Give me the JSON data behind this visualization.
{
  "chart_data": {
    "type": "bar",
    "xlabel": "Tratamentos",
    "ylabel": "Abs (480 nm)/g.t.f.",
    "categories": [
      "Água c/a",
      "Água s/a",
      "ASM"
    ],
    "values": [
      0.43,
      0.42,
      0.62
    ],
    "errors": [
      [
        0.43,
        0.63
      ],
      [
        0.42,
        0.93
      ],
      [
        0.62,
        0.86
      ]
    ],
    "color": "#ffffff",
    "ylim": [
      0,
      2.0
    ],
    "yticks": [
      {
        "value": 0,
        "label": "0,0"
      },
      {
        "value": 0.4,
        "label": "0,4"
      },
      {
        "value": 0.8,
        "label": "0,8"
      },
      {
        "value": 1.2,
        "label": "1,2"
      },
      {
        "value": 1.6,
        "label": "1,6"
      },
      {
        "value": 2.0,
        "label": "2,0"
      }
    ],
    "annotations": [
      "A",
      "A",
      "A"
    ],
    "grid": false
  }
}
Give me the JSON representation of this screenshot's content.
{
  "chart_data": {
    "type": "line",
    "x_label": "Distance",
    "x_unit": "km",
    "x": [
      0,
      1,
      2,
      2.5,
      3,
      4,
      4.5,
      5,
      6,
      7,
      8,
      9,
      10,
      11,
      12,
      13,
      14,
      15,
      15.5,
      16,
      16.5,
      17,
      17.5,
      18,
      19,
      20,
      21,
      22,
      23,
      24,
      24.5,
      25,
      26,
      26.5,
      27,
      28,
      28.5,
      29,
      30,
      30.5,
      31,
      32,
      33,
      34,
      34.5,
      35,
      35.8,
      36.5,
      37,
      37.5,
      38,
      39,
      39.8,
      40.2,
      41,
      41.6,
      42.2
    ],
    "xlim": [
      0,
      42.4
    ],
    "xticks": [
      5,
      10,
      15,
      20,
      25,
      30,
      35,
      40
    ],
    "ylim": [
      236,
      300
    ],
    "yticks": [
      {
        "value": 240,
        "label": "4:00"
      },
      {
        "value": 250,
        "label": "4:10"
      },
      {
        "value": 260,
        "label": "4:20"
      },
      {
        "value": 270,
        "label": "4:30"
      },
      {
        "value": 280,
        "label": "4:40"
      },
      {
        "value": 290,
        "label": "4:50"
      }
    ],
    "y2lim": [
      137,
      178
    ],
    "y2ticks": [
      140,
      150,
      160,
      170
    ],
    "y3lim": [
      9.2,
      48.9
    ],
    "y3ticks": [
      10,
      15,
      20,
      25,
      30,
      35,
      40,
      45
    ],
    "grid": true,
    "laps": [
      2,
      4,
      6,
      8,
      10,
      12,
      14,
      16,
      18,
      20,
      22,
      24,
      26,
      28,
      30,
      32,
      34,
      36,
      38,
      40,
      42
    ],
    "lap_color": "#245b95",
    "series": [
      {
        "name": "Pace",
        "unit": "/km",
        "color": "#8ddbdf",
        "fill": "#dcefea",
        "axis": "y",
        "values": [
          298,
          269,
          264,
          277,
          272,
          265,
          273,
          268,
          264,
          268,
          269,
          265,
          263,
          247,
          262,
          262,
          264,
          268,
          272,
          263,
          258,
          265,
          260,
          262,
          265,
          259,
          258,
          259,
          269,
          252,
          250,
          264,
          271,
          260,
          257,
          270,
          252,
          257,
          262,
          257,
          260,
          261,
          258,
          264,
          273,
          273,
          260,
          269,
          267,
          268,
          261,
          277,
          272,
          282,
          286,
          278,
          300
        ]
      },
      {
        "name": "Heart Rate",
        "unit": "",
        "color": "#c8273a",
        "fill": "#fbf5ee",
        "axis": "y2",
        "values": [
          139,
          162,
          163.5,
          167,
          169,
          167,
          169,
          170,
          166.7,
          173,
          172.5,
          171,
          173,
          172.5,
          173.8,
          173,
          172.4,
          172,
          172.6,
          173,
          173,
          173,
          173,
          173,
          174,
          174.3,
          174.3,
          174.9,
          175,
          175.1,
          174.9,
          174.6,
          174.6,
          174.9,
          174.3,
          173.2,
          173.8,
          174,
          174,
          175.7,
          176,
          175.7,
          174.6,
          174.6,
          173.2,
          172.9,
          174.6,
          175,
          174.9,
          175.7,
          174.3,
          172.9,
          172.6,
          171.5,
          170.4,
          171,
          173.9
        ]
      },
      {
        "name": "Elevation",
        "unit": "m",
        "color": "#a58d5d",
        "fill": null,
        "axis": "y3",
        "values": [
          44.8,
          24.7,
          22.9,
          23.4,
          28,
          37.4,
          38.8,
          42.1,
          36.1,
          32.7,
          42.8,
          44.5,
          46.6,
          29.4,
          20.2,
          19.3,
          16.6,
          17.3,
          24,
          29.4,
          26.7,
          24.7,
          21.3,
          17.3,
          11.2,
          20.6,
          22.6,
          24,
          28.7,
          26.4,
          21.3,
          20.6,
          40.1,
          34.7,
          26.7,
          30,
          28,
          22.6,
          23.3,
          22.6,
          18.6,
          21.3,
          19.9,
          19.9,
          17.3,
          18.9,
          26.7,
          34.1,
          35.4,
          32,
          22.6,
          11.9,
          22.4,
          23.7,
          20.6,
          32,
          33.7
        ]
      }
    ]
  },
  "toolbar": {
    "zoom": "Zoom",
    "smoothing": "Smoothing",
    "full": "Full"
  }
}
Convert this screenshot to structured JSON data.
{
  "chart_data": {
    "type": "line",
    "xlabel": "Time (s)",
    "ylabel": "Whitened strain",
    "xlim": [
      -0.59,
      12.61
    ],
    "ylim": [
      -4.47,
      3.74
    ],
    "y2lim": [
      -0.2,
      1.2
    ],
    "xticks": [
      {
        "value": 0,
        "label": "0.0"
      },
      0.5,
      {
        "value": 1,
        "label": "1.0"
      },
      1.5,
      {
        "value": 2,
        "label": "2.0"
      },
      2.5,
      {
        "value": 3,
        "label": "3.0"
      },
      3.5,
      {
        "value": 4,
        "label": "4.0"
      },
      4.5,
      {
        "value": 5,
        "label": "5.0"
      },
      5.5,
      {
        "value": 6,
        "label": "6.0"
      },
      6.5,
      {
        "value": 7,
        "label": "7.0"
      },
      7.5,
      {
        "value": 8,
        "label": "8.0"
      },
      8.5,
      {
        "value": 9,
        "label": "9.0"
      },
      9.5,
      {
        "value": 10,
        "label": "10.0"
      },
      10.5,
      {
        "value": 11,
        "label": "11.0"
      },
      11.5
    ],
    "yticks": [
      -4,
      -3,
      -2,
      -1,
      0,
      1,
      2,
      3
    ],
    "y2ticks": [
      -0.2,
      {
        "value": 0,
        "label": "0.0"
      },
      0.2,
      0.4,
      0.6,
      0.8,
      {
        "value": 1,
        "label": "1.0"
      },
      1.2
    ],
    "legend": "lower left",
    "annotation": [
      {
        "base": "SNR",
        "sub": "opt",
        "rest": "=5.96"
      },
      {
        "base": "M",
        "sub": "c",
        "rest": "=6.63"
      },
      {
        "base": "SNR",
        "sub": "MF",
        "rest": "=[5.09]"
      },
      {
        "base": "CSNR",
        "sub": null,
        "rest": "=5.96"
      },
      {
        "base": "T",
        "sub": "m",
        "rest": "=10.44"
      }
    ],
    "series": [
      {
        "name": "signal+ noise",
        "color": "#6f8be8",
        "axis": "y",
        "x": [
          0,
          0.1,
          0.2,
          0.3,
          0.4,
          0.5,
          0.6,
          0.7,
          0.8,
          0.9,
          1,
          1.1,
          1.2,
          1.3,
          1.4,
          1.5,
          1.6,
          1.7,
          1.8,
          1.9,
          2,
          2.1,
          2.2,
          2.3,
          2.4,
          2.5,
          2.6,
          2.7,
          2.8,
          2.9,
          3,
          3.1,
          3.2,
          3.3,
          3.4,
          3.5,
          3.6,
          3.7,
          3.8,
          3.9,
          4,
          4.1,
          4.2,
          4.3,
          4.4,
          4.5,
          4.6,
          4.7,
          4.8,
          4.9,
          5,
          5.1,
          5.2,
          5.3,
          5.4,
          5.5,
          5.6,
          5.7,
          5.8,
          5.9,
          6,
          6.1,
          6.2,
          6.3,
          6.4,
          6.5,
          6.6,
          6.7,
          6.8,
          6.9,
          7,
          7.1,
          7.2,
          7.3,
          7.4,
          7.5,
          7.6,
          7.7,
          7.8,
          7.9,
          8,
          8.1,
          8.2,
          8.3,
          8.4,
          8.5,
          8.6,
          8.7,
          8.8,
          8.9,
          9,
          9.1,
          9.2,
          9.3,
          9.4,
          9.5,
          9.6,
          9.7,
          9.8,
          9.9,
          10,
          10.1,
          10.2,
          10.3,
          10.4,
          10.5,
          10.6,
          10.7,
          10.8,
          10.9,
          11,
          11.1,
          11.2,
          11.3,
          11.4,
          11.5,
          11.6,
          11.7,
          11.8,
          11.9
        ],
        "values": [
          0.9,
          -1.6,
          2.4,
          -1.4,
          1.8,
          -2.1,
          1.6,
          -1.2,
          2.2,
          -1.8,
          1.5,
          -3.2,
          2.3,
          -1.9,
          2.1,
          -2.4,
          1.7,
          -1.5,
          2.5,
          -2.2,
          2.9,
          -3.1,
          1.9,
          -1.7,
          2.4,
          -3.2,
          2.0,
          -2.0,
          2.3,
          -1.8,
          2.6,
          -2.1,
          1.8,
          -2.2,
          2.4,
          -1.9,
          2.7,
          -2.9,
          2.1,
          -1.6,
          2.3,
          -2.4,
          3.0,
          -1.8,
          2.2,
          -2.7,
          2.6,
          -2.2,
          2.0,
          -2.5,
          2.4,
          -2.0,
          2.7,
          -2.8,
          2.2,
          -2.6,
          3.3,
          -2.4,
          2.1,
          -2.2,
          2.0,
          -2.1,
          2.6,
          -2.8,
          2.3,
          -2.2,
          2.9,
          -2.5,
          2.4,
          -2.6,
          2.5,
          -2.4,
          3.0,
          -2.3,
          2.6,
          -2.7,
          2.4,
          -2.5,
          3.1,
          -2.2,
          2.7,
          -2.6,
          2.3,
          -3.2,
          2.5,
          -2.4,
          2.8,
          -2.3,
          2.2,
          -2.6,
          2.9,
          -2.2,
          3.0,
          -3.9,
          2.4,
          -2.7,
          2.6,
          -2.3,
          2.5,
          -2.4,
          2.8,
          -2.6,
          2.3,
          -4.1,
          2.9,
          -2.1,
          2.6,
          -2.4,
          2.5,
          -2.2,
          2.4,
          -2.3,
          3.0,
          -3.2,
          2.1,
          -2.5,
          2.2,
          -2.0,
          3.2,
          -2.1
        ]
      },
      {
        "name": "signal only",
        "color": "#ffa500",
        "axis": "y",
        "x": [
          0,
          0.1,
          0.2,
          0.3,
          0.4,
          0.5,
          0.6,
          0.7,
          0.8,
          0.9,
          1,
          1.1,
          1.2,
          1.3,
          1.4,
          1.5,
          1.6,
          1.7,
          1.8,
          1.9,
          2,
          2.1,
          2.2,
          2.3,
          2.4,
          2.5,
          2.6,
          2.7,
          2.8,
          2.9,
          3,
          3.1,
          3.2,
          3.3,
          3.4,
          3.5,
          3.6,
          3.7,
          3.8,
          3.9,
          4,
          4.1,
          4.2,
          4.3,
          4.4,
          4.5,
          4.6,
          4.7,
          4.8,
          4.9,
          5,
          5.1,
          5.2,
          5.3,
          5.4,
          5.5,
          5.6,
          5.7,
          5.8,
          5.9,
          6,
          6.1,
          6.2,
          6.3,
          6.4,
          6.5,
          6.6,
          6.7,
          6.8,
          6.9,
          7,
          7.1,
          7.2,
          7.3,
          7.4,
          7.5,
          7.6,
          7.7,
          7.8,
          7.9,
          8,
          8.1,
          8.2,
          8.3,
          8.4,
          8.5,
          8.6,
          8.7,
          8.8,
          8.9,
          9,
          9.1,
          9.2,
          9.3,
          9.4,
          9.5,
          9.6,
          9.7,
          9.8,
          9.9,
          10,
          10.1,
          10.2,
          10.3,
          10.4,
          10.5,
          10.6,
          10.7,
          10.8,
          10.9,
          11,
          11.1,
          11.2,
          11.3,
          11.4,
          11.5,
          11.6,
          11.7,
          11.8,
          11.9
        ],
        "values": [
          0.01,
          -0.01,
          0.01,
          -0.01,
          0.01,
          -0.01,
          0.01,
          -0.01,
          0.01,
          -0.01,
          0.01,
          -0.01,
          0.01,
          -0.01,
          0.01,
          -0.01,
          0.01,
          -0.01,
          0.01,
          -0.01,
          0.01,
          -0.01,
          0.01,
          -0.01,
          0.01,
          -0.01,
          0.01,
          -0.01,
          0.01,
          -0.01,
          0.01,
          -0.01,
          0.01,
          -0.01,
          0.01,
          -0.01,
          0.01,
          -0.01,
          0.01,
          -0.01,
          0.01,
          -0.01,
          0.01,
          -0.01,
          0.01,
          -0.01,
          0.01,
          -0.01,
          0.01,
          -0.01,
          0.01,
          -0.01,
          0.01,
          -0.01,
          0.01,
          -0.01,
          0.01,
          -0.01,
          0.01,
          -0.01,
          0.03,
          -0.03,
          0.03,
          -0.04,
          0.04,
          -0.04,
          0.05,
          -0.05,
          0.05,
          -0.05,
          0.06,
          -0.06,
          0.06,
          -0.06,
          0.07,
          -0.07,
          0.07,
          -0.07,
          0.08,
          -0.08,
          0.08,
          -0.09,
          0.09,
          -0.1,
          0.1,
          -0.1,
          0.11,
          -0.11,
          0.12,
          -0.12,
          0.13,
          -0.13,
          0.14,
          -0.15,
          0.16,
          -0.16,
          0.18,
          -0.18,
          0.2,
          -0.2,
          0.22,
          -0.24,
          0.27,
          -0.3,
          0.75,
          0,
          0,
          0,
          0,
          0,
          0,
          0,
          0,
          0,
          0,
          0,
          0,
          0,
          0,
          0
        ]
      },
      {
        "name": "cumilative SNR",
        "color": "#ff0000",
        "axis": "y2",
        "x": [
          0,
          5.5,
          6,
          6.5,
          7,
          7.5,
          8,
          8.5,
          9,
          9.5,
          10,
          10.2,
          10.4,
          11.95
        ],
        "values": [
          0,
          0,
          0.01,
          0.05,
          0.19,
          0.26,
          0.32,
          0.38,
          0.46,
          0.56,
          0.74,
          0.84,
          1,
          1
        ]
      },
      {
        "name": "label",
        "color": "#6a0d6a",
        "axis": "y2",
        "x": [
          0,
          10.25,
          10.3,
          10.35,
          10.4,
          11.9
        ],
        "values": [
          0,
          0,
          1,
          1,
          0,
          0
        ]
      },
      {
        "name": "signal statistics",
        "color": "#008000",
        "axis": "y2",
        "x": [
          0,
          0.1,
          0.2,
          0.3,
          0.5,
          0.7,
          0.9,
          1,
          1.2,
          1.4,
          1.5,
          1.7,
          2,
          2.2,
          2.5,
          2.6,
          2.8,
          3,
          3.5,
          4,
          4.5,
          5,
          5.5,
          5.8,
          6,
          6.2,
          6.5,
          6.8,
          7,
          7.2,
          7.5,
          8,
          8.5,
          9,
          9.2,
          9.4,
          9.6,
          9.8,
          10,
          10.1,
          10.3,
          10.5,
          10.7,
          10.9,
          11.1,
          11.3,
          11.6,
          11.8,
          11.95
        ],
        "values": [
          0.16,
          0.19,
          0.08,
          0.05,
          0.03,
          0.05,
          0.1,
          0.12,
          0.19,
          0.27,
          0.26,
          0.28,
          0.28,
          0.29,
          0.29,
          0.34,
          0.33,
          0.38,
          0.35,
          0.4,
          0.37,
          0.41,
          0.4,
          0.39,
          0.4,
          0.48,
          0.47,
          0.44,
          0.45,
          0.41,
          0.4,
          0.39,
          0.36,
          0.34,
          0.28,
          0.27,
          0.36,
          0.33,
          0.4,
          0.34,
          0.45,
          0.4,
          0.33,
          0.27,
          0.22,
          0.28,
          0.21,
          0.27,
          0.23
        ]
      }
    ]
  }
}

———

State the number of lines in these entries that include the string "this". Provide nothing beyond that number.

3